■ **SUPPLIED DATA**
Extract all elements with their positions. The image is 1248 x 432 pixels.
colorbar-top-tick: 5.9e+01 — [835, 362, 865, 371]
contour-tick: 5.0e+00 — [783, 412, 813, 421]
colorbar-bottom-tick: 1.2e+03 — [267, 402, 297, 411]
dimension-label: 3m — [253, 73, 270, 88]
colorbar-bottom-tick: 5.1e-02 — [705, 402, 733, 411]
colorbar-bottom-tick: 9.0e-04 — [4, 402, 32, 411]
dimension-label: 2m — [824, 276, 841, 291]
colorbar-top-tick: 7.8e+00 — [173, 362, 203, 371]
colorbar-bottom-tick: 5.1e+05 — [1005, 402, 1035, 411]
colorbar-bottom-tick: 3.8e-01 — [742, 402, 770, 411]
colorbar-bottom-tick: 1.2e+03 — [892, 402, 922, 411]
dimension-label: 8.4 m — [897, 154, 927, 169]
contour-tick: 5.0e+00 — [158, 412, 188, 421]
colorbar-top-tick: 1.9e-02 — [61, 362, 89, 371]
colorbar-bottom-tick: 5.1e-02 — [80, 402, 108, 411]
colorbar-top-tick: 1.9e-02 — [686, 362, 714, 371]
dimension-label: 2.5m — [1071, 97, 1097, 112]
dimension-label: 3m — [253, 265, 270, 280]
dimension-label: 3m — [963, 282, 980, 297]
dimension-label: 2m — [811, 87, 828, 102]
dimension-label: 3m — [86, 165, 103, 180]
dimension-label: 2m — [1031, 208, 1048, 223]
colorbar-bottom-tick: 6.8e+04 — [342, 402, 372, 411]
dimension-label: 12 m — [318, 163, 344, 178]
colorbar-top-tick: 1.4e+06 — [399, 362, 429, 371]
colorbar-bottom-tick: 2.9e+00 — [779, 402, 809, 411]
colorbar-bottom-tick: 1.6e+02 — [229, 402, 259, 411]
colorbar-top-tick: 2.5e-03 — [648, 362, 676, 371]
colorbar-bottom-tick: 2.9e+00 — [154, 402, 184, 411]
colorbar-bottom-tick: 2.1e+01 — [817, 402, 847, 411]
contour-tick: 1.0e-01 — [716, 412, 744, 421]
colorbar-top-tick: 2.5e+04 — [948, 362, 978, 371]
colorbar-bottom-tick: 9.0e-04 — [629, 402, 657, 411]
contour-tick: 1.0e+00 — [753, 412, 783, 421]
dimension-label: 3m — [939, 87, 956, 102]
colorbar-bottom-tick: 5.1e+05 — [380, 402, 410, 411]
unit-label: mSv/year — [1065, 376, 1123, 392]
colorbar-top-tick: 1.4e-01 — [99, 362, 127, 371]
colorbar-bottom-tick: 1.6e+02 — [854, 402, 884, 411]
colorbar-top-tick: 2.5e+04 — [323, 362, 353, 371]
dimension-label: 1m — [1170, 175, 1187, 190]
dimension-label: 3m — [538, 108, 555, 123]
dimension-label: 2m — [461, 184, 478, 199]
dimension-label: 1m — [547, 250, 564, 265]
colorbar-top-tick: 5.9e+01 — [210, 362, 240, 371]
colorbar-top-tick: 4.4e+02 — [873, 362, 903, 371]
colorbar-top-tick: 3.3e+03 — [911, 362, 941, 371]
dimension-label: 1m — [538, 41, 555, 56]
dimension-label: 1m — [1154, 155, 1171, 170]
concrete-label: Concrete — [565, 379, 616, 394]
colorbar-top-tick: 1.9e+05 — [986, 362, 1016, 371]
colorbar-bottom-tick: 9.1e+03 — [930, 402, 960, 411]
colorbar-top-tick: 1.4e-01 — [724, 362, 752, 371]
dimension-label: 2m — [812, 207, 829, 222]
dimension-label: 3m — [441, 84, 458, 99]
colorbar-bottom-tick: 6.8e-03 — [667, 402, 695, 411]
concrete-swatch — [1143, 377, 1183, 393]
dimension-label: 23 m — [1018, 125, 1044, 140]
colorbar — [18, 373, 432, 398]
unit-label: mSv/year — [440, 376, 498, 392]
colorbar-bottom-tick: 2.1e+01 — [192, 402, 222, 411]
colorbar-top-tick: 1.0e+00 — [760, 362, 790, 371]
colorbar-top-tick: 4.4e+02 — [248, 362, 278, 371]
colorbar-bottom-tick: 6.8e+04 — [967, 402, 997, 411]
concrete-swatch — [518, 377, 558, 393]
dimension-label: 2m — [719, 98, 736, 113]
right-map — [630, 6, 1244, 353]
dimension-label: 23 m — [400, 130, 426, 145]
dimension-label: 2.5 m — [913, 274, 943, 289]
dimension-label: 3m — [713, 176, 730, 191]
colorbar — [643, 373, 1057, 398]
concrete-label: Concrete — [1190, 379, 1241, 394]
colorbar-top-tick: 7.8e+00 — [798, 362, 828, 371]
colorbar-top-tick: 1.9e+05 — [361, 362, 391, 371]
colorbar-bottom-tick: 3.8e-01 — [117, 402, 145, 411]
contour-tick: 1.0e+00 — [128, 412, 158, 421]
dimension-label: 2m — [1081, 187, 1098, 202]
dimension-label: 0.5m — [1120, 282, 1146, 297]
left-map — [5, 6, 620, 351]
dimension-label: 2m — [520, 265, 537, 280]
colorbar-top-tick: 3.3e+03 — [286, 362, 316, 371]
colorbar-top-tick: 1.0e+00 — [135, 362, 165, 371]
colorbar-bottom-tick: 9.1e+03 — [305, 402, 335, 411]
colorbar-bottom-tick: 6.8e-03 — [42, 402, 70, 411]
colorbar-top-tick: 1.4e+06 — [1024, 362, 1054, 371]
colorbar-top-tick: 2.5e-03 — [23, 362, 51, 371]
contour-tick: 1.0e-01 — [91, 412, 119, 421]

■ **TASK OBJECTIVE**
Please transcribe every line of the items above, keeping each character unchanged.

■ **RIGHT ANSWER**
Extract all elements with their positions. The image is 1248 x 432 pixels.
colorbar-top-tick: 5.9e+01 — [835, 362, 865, 371]
contour-tick: 5.0e+00 — [783, 412, 813, 421]
colorbar-bottom-tick: 1.2e+03 — [267, 402, 297, 411]
dimension-label: 3m — [253, 73, 270, 88]
colorbar-bottom-tick: 5.1e-02 — [705, 402, 733, 411]
colorbar-bottom-tick: 9.0e-04 — [4, 402, 32, 411]
dimension-label: 2m — [824, 276, 841, 291]
colorbar-top-tick: 7.8e+00 — [173, 362, 203, 371]
colorbar-bottom-tick: 5.1e+05 — [1005, 402, 1035, 411]
colorbar-bottom-tick: 3.8e-01 — [742, 402, 770, 411]
colorbar-bottom-tick: 1.2e+03 — [892, 402, 922, 411]
dimension-label: 8.4 m — [897, 154, 927, 169]
contour-tick: 5.0e+00 — [158, 412, 188, 421]
colorbar-top-tick: 1.9e-02 — [61, 362, 89, 371]
colorbar-bottom-tick: 5.1e-02 — [80, 402, 108, 411]
colorbar-top-tick: 1.9e-02 — [686, 362, 714, 371]
dimension-label: 2.5m — [1071, 97, 1097, 112]
dimension-label: 3m — [253, 265, 270, 280]
dimension-label: 3m — [963, 282, 980, 297]
dimension-label: 2m — [811, 87, 828, 102]
dimension-label: 3m — [86, 165, 103, 180]
dimension-label: 2m — [1031, 208, 1048, 223]
colorbar-bottom-tick: 6.8e+04 — [342, 402, 372, 411]
dimension-label: 12 m — [318, 163, 344, 178]
colorbar-top-tick: 1.4e+06 — [399, 362, 429, 371]
colorbar-bottom-tick: 2.9e+00 — [779, 402, 809, 411]
colorbar-bottom-tick: 1.6e+02 — [229, 402, 259, 411]
colorbar-top-tick: 2.5e-03 — [648, 362, 676, 371]
colorbar-bottom-tick: 2.9e+00 — [154, 402, 184, 411]
colorbar-bottom-tick: 2.1e+01 — [817, 402, 847, 411]
contour-tick: 1.0e-01 — [716, 412, 744, 421]
colorbar-top-tick: 2.5e+04 — [948, 362, 978, 371]
colorbar-bottom-tick: 9.0e-04 — [629, 402, 657, 411]
contour-tick: 1.0e+00 — [753, 412, 783, 421]
dimension-label: 3m — [939, 87, 956, 102]
colorbar-bottom-tick: 5.1e+05 — [380, 402, 410, 411]
unit-label: mSv/year — [1065, 376, 1123, 392]
colorbar-top-tick: 1.4e-01 — [99, 362, 127, 371]
colorbar-bottom-tick: 1.6e+02 — [854, 402, 884, 411]
colorbar-top-tick: 2.5e+04 — [323, 362, 353, 371]
dimension-label: 1m — [1170, 175, 1187, 190]
dimension-label: 3m — [538, 108, 555, 123]
dimension-label: 2m — [461, 184, 478, 199]
dimension-label: 1m — [547, 250, 564, 265]
colorbar-top-tick: 5.9e+01 — [210, 362, 240, 371]
colorbar-top-tick: 4.4e+02 — [873, 362, 903, 371]
colorbar-top-tick: 3.3e+03 — [911, 362, 941, 371]
dimension-label: 1m — [538, 41, 555, 56]
dimension-label: 1m — [1154, 155, 1171, 170]
concrete-label: Concrete — [565, 379, 616, 394]
colorbar-top-tick: 1.9e+05 — [986, 362, 1016, 371]
colorbar-bottom-tick: 9.1e+03 — [930, 402, 960, 411]
colorbar-top-tick: 1.4e-01 — [724, 362, 752, 371]
dimension-label: 2m — [812, 207, 829, 222]
dimension-label: 3m — [441, 84, 458, 99]
colorbar-bottom-tick: 6.8e-03 — [667, 402, 695, 411]
concrete-swatch — [1143, 377, 1183, 393]
dimension-label: 23 m — [1018, 125, 1044, 140]
colorbar — [18, 373, 432, 398]
unit-label: mSv/year — [440, 376, 498, 392]
colorbar-bottom-tick: 2.1e+01 — [192, 402, 222, 411]
colorbar-top-tick: 1.0e+00 — [760, 362, 790, 371]
colorbar-top-tick: 4.4e+02 — [248, 362, 278, 371]
colorbar-bottom-tick: 6.8e+04 — [967, 402, 997, 411]
concrete-swatch — [518, 377, 558, 393]
dimension-label: 2m — [719, 98, 736, 113]
right-map — [630, 6, 1244, 353]
dimension-label: 23 m — [400, 130, 426, 145]
dimension-label: 2.5 m — [913, 274, 943, 289]
dimension-label: 3m — [713, 176, 730, 191]
colorbar — [643, 373, 1057, 398]
concrete-label: Concrete — [1190, 379, 1241, 394]
colorbar-top-tick: 7.8e+00 — [798, 362, 828, 371]
colorbar-top-tick: 1.9e+05 — [361, 362, 391, 371]
colorbar-bottom-tick: 3.8e-01 — [117, 402, 145, 411]
contour-tick: 1.0e+00 — [128, 412, 158, 421]
dimension-label: 2m — [1081, 187, 1098, 202]
dimension-label: 0.5m — [1120, 282, 1146, 297]
left-map — [5, 6, 620, 351]
dimension-label: 2m — [520, 265, 537, 280]
colorbar-top-tick: 3.3e+03 — [286, 362, 316, 371]
colorbar-top-tick: 1.0e+00 — [135, 362, 165, 371]
colorbar-bottom-tick: 9.1e+03 — [305, 402, 335, 411]
colorbar-bottom-tick: 6.8e-03 — [42, 402, 70, 411]
colorbar-top-tick: 1.4e+06 — [1024, 362, 1054, 371]
colorbar-top-tick: 2.5e-03 — [23, 362, 51, 371]
contour-tick: 1.0e-01 — [91, 412, 119, 421]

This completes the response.